STATED EXERCISE: Within the material below, find each line bearing the word "What" and present it.

[Collected data entries]
# # #

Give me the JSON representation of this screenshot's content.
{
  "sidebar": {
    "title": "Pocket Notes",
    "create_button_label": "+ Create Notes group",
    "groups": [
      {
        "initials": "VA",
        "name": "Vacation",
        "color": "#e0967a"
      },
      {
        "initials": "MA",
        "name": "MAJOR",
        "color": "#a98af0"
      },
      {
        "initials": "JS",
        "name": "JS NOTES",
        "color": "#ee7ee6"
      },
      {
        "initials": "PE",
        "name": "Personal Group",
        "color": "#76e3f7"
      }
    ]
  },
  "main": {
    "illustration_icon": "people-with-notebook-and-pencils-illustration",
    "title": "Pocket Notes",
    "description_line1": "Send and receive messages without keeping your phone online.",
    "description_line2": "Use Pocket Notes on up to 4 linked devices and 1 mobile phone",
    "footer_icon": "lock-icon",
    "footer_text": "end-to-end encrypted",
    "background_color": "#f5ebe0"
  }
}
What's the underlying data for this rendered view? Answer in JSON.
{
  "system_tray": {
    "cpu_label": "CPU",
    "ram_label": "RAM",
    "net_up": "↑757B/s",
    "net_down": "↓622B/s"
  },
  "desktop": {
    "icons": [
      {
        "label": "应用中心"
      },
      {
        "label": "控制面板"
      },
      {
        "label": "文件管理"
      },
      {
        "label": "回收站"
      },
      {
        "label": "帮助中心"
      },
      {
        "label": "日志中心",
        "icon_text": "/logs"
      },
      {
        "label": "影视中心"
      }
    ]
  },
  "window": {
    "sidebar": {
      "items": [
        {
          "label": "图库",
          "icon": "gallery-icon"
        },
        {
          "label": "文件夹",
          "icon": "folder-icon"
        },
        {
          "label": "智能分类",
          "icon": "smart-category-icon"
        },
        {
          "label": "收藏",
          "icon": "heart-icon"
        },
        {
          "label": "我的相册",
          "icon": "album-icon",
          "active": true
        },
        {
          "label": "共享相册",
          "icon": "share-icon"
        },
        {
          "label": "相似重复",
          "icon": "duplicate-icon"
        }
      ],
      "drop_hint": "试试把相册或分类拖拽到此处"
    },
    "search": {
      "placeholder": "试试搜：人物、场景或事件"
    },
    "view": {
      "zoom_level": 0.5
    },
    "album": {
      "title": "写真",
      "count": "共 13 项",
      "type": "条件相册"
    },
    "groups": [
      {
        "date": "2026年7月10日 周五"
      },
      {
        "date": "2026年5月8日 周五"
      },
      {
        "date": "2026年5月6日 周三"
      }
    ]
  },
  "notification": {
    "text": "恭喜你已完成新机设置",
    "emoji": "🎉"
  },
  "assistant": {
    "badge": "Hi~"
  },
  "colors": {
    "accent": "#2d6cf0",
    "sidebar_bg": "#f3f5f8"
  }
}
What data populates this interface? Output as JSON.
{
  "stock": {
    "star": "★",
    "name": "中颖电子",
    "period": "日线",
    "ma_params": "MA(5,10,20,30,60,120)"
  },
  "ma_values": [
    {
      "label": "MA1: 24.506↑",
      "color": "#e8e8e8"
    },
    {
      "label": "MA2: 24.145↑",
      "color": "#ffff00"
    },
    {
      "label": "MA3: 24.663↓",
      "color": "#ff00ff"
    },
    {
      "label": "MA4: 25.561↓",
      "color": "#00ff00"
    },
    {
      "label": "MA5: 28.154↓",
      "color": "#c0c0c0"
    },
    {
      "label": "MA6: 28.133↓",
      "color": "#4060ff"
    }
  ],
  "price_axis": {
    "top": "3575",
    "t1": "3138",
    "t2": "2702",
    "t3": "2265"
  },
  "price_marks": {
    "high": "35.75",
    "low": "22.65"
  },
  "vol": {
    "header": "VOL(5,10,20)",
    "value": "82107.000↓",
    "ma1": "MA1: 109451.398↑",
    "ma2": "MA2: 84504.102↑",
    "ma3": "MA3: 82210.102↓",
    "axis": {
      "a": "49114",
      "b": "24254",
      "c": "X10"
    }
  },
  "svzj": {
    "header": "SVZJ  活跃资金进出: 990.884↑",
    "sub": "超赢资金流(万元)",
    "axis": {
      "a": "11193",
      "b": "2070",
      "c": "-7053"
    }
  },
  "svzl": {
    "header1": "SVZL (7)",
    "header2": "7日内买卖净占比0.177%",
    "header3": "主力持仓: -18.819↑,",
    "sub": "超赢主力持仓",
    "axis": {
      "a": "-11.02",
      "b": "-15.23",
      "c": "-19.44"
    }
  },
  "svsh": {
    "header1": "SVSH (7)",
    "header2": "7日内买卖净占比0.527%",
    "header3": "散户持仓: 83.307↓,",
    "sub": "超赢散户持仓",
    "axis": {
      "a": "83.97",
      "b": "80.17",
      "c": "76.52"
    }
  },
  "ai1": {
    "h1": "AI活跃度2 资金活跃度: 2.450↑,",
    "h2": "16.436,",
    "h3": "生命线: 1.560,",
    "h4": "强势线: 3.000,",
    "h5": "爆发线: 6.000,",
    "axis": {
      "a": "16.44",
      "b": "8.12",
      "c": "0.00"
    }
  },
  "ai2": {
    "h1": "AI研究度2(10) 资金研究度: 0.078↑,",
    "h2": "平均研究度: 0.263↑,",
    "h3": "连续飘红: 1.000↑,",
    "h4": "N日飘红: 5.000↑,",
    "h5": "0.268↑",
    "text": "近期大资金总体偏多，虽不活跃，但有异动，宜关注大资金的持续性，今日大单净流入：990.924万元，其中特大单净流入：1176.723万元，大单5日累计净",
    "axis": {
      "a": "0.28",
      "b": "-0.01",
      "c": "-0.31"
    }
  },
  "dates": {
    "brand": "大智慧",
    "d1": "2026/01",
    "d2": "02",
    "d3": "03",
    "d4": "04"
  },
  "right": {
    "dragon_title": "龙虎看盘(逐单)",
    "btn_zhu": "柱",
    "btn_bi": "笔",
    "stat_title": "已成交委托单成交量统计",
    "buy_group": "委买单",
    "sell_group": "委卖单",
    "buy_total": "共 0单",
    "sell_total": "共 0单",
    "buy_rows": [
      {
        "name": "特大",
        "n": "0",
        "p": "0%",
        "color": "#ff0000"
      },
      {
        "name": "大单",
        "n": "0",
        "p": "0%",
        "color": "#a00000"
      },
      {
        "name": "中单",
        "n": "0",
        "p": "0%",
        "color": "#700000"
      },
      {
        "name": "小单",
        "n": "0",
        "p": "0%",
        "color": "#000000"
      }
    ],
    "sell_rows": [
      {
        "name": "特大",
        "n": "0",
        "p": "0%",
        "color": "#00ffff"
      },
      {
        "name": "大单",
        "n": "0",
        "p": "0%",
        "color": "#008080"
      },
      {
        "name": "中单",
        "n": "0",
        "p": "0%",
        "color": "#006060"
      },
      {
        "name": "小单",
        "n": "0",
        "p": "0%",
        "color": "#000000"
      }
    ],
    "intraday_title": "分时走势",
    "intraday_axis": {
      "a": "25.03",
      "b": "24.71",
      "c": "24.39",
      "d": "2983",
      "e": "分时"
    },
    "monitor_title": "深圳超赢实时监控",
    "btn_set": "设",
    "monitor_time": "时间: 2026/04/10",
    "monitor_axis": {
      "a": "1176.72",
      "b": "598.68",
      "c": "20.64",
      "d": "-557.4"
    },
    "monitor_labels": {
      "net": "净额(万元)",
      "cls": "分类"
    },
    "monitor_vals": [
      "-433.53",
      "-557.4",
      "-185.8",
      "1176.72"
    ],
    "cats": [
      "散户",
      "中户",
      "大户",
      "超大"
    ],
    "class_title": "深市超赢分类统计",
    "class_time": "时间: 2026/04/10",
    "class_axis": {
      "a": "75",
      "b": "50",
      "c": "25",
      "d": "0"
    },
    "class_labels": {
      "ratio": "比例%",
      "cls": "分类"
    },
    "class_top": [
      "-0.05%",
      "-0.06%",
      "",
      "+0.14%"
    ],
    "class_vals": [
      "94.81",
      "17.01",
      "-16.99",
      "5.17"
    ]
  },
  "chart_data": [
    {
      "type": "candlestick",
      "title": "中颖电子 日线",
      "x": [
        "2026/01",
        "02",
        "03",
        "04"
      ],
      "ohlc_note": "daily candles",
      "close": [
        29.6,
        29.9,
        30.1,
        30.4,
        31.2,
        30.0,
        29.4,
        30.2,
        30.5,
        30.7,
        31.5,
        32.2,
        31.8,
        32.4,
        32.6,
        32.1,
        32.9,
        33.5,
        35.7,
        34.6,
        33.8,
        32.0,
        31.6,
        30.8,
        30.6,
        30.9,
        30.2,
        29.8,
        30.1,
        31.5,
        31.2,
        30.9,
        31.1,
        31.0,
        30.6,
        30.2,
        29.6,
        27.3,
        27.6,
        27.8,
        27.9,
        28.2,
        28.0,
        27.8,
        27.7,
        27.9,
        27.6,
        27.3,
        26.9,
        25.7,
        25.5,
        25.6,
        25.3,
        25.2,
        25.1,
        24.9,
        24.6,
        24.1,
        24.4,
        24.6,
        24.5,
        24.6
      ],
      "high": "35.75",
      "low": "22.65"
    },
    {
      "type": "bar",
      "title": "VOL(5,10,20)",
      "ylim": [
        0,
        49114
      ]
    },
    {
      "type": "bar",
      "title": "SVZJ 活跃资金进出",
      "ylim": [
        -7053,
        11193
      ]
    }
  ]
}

# # #

SOLUTION TO THIS PROBLEM:
What's the underlying data for this rendered view? Answer in JSON.
What data populates this interface? Output as JSON.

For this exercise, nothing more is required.